**Exercise directions**: From the listing below, pull out every line where the string "icon" appears.

**Task data**:
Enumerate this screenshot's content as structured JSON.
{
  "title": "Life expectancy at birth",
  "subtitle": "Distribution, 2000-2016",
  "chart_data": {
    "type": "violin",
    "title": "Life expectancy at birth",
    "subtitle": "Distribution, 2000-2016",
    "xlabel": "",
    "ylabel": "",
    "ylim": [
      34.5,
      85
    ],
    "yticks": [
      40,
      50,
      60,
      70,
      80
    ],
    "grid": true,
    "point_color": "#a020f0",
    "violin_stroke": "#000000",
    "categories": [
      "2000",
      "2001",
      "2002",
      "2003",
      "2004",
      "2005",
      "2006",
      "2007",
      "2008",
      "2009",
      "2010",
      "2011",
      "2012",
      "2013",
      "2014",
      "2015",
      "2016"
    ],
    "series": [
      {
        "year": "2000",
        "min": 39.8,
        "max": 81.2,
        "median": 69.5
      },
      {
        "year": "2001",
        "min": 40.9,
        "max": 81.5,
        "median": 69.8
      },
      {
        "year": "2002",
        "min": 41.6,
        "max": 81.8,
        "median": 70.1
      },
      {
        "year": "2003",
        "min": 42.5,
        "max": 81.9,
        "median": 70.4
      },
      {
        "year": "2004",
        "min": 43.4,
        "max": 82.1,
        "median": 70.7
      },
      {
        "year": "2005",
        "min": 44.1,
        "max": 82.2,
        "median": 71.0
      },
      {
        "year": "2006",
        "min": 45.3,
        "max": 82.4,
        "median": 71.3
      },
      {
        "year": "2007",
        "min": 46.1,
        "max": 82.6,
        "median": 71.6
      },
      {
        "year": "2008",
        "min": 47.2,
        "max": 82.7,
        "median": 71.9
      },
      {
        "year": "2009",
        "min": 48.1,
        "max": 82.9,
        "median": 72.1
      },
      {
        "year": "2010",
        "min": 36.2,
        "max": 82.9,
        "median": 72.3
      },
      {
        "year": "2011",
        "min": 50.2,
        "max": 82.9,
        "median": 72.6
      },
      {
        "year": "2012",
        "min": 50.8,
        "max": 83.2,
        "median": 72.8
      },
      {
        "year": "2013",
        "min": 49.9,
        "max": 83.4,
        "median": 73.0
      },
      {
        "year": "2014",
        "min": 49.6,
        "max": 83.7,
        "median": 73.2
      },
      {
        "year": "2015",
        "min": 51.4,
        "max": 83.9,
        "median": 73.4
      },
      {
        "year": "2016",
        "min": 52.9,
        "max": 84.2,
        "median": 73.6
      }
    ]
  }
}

...

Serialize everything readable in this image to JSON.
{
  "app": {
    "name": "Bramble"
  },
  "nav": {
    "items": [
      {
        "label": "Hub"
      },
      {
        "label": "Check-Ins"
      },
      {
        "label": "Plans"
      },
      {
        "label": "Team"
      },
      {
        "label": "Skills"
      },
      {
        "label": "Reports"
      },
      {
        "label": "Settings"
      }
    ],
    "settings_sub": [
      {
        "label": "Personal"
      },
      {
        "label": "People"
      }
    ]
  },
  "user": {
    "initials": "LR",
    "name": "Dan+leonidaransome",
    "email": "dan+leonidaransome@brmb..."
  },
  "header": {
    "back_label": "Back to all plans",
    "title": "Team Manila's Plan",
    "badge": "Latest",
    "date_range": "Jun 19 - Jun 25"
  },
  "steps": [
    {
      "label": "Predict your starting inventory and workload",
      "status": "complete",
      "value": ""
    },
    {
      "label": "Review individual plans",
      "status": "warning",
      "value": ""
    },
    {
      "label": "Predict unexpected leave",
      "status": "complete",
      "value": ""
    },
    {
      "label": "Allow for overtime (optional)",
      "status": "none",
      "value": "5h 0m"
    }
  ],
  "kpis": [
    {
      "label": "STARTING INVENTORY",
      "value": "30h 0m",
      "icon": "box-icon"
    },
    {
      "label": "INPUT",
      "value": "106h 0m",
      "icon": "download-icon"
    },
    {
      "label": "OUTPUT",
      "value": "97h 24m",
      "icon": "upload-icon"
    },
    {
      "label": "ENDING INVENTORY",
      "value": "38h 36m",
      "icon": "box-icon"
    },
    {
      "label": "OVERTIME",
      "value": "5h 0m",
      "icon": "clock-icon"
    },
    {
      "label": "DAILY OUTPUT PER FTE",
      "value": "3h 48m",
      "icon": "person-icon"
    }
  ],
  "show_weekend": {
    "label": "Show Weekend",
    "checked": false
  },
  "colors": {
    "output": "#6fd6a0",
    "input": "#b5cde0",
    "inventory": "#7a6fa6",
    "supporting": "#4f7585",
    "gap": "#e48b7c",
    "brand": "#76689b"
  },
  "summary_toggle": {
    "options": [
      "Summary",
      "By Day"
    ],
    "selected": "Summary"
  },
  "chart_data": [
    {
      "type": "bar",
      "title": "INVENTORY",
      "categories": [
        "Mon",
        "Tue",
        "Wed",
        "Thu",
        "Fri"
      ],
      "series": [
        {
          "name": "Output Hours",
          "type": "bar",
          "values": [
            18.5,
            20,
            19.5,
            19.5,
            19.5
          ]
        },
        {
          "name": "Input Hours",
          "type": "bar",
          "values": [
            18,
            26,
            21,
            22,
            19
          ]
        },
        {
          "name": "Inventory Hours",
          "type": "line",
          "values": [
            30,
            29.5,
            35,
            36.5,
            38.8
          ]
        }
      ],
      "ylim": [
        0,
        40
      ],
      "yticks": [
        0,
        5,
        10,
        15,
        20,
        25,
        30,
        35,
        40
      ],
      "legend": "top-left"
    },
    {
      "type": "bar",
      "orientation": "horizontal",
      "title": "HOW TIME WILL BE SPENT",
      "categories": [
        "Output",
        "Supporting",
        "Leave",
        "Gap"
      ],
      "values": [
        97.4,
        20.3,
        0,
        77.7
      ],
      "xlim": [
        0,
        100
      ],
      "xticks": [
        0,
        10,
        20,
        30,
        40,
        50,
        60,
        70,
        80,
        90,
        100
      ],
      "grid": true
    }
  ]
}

**Written reply**:
      "icon": "box-icon"
      "icon": "download-icon"
      "icon": "upload-icon"
      "icon": "box-icon"
      "icon": "clock-icon"
      "icon": "person-icon"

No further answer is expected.